**Records for the exercise**

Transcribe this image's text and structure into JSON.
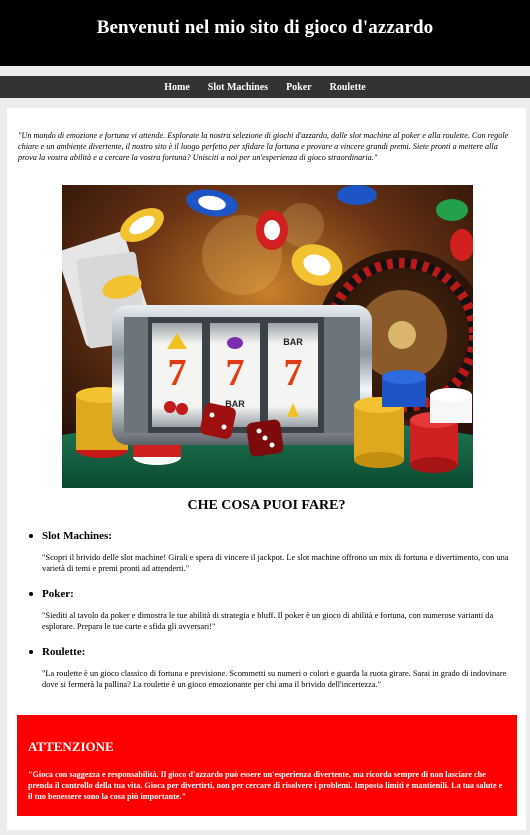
{
  "header": {
    "title": "Benvenuti nel mio sito di gioco d'azzardo"
  },
  "nav": {
    "items": [
      "Home",
      "Slot Machines",
      "Poker",
      "Roulette"
    ]
  },
  "intro": "\"Un mondo di emozione e fortuna vi attende. Esplorate la nostra selezione di giochi d'azzardo, dalle slot machine al poker e alla roulette. Con regole chiare e un ambiente divertente, il nostro sito è il luogo perfetto per sfidare la fortuna e provare a vincere grandi premi. Siete pronti a mettere alla prova la vostra abilità e a cercare la vostra fortuna? Unisciti a noi per un'esperienza di gioco straordinaria.\"",
  "hero": {
    "slot_symbols": [
      "7",
      "7",
      "7"
    ],
    "slot_top_labels": [
      "",
      "",
      "BAR"
    ],
    "slot_bottom_labels": [
      "",
      "BAR",
      ""
    ]
  },
  "section": {
    "title": "CHE COSA PUOI FARE?"
  },
  "games": [
    {
      "name": "Slot Machines:",
      "description": "\"Scopri il brivido delle slot machine! Girali e spera di vincere il jackpot. Le slot machine offrono un mix di fortuna e divertimento, con una varietà di temi e premi pronti ad attenderti.\""
    },
    {
      "name": "Poker:",
      "description": "\"Siediti al tavolo da poker e dimostra le tue abilità di strategia e bluff. Il poker è un gioco di abilità e fortuna, con numerose varianti da esplorare. Prepara le tue carte e sfida gli avversari!\""
    },
    {
      "name": "Roulette:",
      "description": "\"La roulette è un gioco classico di fortuna e previsione. Scommetti su numeri o colori e guarda la ruota girare. Sarai in grado di indovinare dove si fermerà la pallina? La roulette è un gioco emozionante per chi ama il brivido dell'incertezza.\""
    }
  ],
  "warning": {
    "title": "ATTENZIONE",
    "text": "\"Gioca con saggezza e responsabilità. Il gioco d'azzardo può essere un'esperienza divertente, ma ricorda sempre di non lasciare che prenda il controllo della tua vita. Gioca per divertirti, non per cercare di risolvere i problemi. Imposta limiti e mantienili. La tua salute e il tuo benessere sono la cosa più importante.\"",
    "background": "#ff0000"
  },
  "colors": {
    "header_bg": "#000000",
    "nav_bg": "#333333",
    "page_bg": "#ececec"
  }
}
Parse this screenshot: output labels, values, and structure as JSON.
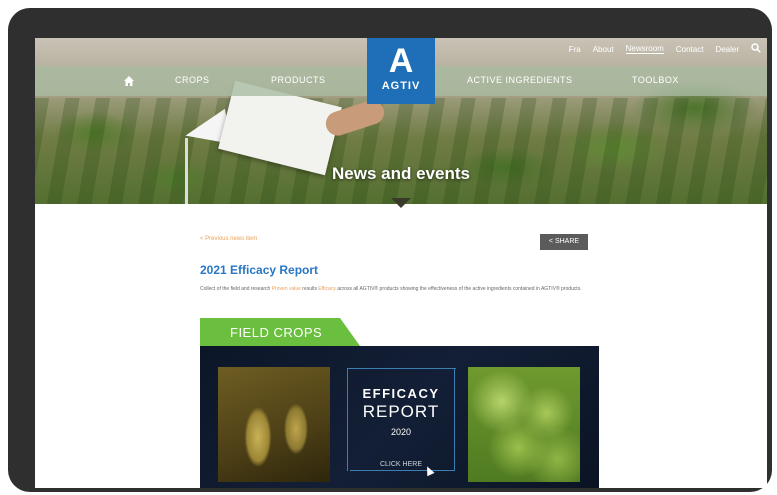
{
  "utility_nav": {
    "items": [
      "Fra",
      "About",
      "Newsroom",
      "Contact",
      "Dealer"
    ],
    "active": "Newsroom",
    "search_icon": "search-icon"
  },
  "logo": {
    "mark": "A",
    "word": "AGTIV"
  },
  "nav": {
    "home_icon": "home-icon",
    "items": [
      "CROPS",
      "PRODUCTS",
      "ACTIVE INGREDIENTS",
      "TOOLBOX"
    ]
  },
  "hero": {
    "title": "News and events"
  },
  "content": {
    "breadcrumb": "< Previous news item",
    "share_label": "< SHARE",
    "article_title": "2021 Efficacy Report",
    "intro_text_1": "Collect of the field and research",
    "intro_link_1": "Proven value",
    "intro_text_2": "results",
    "intro_link_2": "Efficacy",
    "intro_text_3": "across all AGTIV® products showing the effectiveness of the active ingredients contained in AGTIV® products."
  },
  "banner": {
    "tab_label": "FIELD CROPS",
    "efficacy": "EFFICACY",
    "report": "REPORT",
    "year": "2020",
    "cta": "CLICK HERE"
  },
  "colors": {
    "brand_blue": "#1f6fb8",
    "title_blue": "#2877c4",
    "tab_green": "#6abf3f",
    "link_orange": "#e8a25a",
    "banner_dark": "#0c1628"
  }
}
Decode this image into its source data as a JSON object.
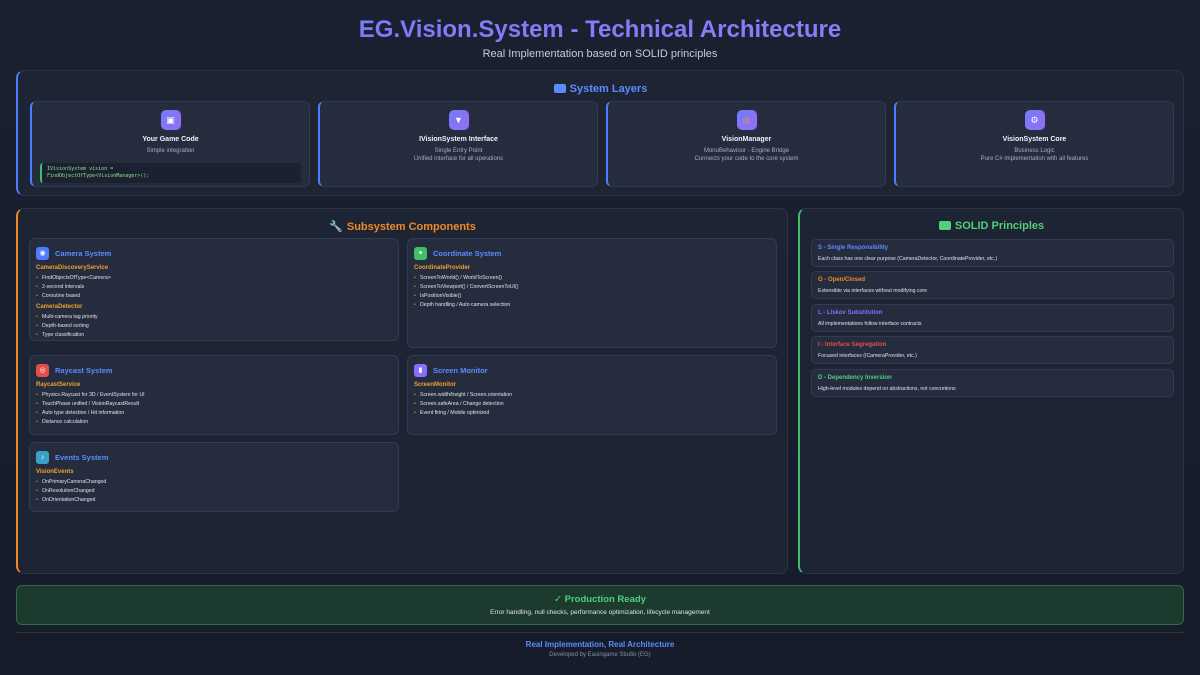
{
  "header": {
    "title": "EG.Vision.System - Technical Architecture",
    "subtitle": "Real Implementation based on SOLID principles"
  },
  "layers": {
    "title": "System Layers",
    "cards": [
      {
        "name": "Your Game Code",
        "desc1": "Simple integration",
        "desc2": "",
        "icon": "gamepad-icon",
        "code1": "IVisionSystem vision =",
        "code2": "FindObjectOfType<VisionManager>();"
      },
      {
        "name": "IVisionSystem Interface",
        "desc1": "Single Entry Point",
        "desc2": "Unified interface for all operations",
        "icon": "interface-icon"
      },
      {
        "name": "VisionManager",
        "desc1": "MonoBehaviour - Engine Bridge",
        "desc2": "Connects your code to the core system",
        "icon": "bridge-icon"
      },
      {
        "name": "VisionSystem Core",
        "desc1": "Business Logic",
        "desc2": "Pure C# implementation with all features",
        "icon": "gear-icon"
      }
    ]
  },
  "subsystems": {
    "title": "Subsystem Components",
    "camera": {
      "title": "Camera System",
      "icon": "camera-icon",
      "svc1": "CameraDiscoveryService",
      "svc1_items": [
        "FindObjectsOfType<Camera>",
        "2-second intervals",
        "Coroutine based"
      ],
      "svc2": "CameraDetector",
      "svc2_items": [
        "Multi-camera tag priority",
        "Depth-based sorting",
        "Type classification"
      ]
    },
    "coordinate": {
      "title": "Coordinate System",
      "icon": "crosshair-icon",
      "svc1": "CoordinateProvider",
      "svc1_items": [
        "ScreenToWorld() / WorldToScreen()",
        "ScreenToViewport() / ConvertScreenToUI()",
        "IsPositionVisible()",
        "Depth handling / Auto camera selection"
      ]
    },
    "raycast": {
      "title": "Raycast System",
      "icon": "target-icon",
      "svc1": "RaycastService",
      "svc1_items": [
        "Physics.Raycast for 3D / EventSystem for UI",
        "TouchPhase unified / VisionRaycastResult",
        "Auto type detection / Hit information",
        "Distance calculation"
      ]
    },
    "screen": {
      "title": "Screen Monitor",
      "icon": "monitor-icon",
      "svc1": "ScreenMonitor",
      "svc1_items": [
        "Screen.width/height / Screen.orientation",
        "Screen.safeArea / Change detection",
        "Event firing / Mobile optimized"
      ]
    },
    "events": {
      "title": "Events System",
      "icon": "bell-icon",
      "svc1": "VisionEvents",
      "svc1_items": [
        "OnPrimaryCameraChanged",
        "OnResolutionChanged",
        "OnOrientationChanged"
      ]
    }
  },
  "solid": {
    "title": "SOLID Principles",
    "items": [
      {
        "name": "S - Single Responsibility",
        "desc": "Each class has one clear purpose (CameraDetector, CoordinateProvider, etc.)",
        "color": "#5b8cff"
      },
      {
        "name": "O - Open/Closed",
        "desc": "Extensible via interfaces without modifying core",
        "color": "#f08a24"
      },
      {
        "name": "L - Liskov Substitution",
        "desc": "All implementations follow interface contracts",
        "color": "#8b6cff"
      },
      {
        "name": "I - Interface Segregation",
        "desc": "Focused interfaces (ICameraProvider, etc.)",
        "color": "#e0504a"
      },
      {
        "name": "D - Dependency Inversion",
        "desc": "High-level modules depend on abstractions, not concretions",
        "color": "#4fd07a"
      }
    ]
  },
  "production": {
    "title": "✓ Production Ready",
    "desc": "Error handling, null checks, performance optimization, lifecycle management"
  },
  "footer": {
    "line1": "Real Implementation, Real Architecture",
    "line2": "Developed by Easingame Studio (EG)"
  },
  "colors": {
    "blue": "#5b8cff",
    "orange": "#f08a24",
    "green": "#4fd07a",
    "purple": "#8b6cff",
    "red": "#e0504a"
  }
}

**Instruction**
Restate the whole listing above exactly, please, omitting every image.

**Task result**
Transcribe this image's text and structure into JSON.
{
  "header": {
    "title": "Benvenuti nel mio sito di gioco d'azzardo"
  },
  "nav": {
    "items": [
      "Home",
      "Slot Machines",
      "Poker",
      "Roulette"
    ]
  },
  "intro": "\"Un mondo di emozione e fortuna vi attende. Esplorate la nostra selezione di giochi d'azzardo, dalle slot machine al poker e alla roulette. Con regole chiare e un ambiente divertente, il nostro sito è il luogo perfetto per sfidare la fortuna e provare a vincere grandi premi. Siete pronti a mettere alla prova la vostra abilità e a cercare la vostra fortuna? Unisciti a noi per un'esperienza di gioco straordinaria.\"",
  "hero": {
    "slot_symbols": [
      "7",
      "7",
      "7"
    ],
    "slot_top_labels": [
      "",
      "",
      "BAR"
    ],
    "slot_bottom_labels": [
      "",
      "BAR",
      ""
    ]
  },
  "section": {
    "title": "CHE COSA PUOI FARE?"
  },
  "games": [
    {
      "name": "Slot Machines:",
      "description": "\"Scopri il brivido delle slot machine! Girali e spera di vincere il jackpot. Le slot machine offrono un mix di fortuna e divertimento, con una varietà di temi e premi pronti ad attenderti.\""
    },
    {
      "name": "Poker:",
      "description": "\"Siediti al tavolo da poker e dimostra le tue abilità di strategia e bluff. Il poker è un gioco di abilità e fortuna, con numerose varianti da esplorare. Prepara le tue carte e sfida gli avversari!\""
    },
    {
      "name": "Roulette:",
      "description": "\"La roulette è un gioco classico di fortuna e previsione. Scommetti su numeri o colori e guarda la ruota girare. Sarai in grado di indovinare dove si fermerà la pallina? La roulette è un gioco emozionante per chi ama il brivido dell'incertezza.\""
    }
  ],
  "warning": {
    "title": "ATTENZIONE",
    "text": "\"Gioca con saggezza e responsabilità. Il gioco d'azzardo può essere un'esperienza divertente, ma ricorda sempre di non lasciare che prenda il controllo della tua vita. Gioca per divertirti, non per cercare di risolvere i problemi. Imposta limiti e mantienili. La tua salute e il tuo benessere sono la cosa più importante.\"",
    "background": "#ff0000"
  },
  "colors": {
    "header_bg": "#000000",
    "nav_bg": "#333333",
    "page_bg": "#ececec"
  }
}
Parse this screenshot: output labels, values, and structure as JSON.
{
  "utility_nav": {
    "items": [
      "Fra",
      "About",
      "Newsroom",
      "Contact",
      "Dealer"
    ],
    "active": "Newsroom",
    "search_icon": "search-icon"
  },
  "logo": {
    "mark": "A",
    "word": "AGTIV"
  },
  "nav": {
    "home_icon": "home-icon",
    "items": [
      "CROPS",
      "PRODUCTS",
      "ACTIVE INGREDIENTS",
      "TOOLBOX"
    ]
  },
  "hero": {
    "title": "News and events"
  },
  "content": {
    "breadcrumb": "< Previous news item",
    "share_label": "< SHARE",
    "article_title": "2021 Efficacy Report",
    "intro_text_1": "Collect of the field and research",
    "intro_link_1": "Proven value",
    "intro_text_2": "results",
    "intro_link_2": "Efficacy",
    "intro_text_3": "across all AGTIV® products showing the effectiveness of the active ingredients contained in AGTIV® products."
  },
  "banner": {
    "tab_label": "FIELD CROPS",
    "efficacy": "EFFICACY",
    "report": "REPORT",
    "year": "2020",
    "cta": "CLICK HERE"
  },
  "colors": {
    "brand_blue": "#1f6fb8",
    "title_blue": "#2877c4",
    "tab_green": "#6abf3f",
    "link_orange": "#e8a25a",
    "banner_dark": "#0c1628"
  }
}
Decode this image into its source data as a JSON object.
{
  "header": {
    "title": "EG.Vision.System - Technical Architecture",
    "subtitle": "Real Implementation based on SOLID principles"
  },
  "layers": {
    "title": "System Layers",
    "cards": [
      {
        "name": "Your Game Code",
        "desc1": "Simple integration",
        "desc2": "",
        "icon": "gamepad-icon",
        "code1": "IVisionSystem vision =",
        "code2": "FindObjectOfType<VisionManager>();"
      },
      {
        "name": "IVisionSystem Interface",
        "desc1": "Single Entry Point",
        "desc2": "Unified interface for all operations",
        "icon": "interface-icon"
      },
      {
        "name": "VisionManager",
        "desc1": "MonoBehaviour - Engine Bridge",
        "desc2": "Connects your code to the core system",
        "icon": "bridge-icon"
      },
      {
        "name": "VisionSystem Core",
        "desc1": "Business Logic",
        "desc2": "Pure C# implementation with all features",
        "icon": "gear-icon"
      }
    ]
  },
  "subsystems": {
    "title": "Subsystem Components",
    "camera": {
      "title": "Camera System",
      "icon": "camera-icon",
      "svc1": "CameraDiscoveryService",
      "svc1_items": [
        "FindObjectsOfType<Camera>",
        "2-second intervals",
        "Coroutine based"
      ],
      "svc2": "CameraDetector",
      "svc2_items": [
        "Multi-camera tag priority",
        "Depth-based sorting",
        "Type classification"
      ]
    },
    "coordinate": {
      "title": "Coordinate System",
      "icon": "crosshair-icon",
      "svc1": "CoordinateProvider",
      "svc1_items": [
        "ScreenToWorld() / WorldToScreen()",
        "ScreenToViewport() / ConvertScreenToUI()",
        "IsPositionVisible()",
        "Depth handling / Auto camera selection"
      ]
    },
    "raycast": {
      "title": "Raycast System",
      "icon": "target-icon",
      "svc1": "RaycastService",
      "svc1_items": [
        "Physics.Raycast for 3D / EventSystem for UI",
        "TouchPhase unified / VisionRaycastResult",
        "Auto type detection / Hit information",
        "Distance calculation"
      ]
    },
    "screen": {
      "title": "Screen Monitor",
      "icon": "monitor-icon",
      "svc1": "ScreenMonitor",
      "svc1_items": [
        "Screen.width/height / Screen.orientation",
        "Screen.safeArea / Change detection",
        "Event firing / Mobile optimized"
      ]
    },
    "events": {
      "title": "Events System",
      "icon": "bell-icon",
      "svc1": "VisionEvents",
      "svc1_items": [
        "OnPrimaryCameraChanged",
        "OnResolutionChanged",
        "OnOrientationChanged"
      ]
    }
  },
  "solid": {
    "title": "SOLID Principles",
    "items": [
      {
        "name": "S - Single Responsibility",
        "desc": "Each class has one clear purpose (CameraDetector, CoordinateProvider, etc.)",
        "color": "#5b8cff"
      },
      {
        "name": "O - Open/Closed",
        "desc": "Extensible via interfaces without modifying core",
        "color": "#f08a24"
      },
      {
        "name": "L - Liskov Substitution",
        "desc": "All implementations follow interface contracts",
        "color": "#8b6cff"
      },
      {
        "name": "I - Interface Segregation",
        "desc": "Focused interfaces (ICameraProvider, etc.)",
        "color": "#e0504a"
      },
      {
        "name": "D - Dependency Inversion",
        "desc": "High-level modules depend on abstractions, not concretions",
        "color": "#4fd07a"
      }
    ]
  },
  "production": {
    "title": "✓ Production Ready",
    "desc": "Error handling, null checks, performance optimization, lifecycle management"
  },
  "footer": {
    "line1": "Real Implementation, Real Architecture",
    "line2": "Developed by Easingame Studio (EG)"
  },
  "colors": {
    "blue": "#5b8cff",
    "orange": "#f08a24",
    "green": "#4fd07a",
    "purple": "#8b6cff",
    "red": "#e0504a"
  }
}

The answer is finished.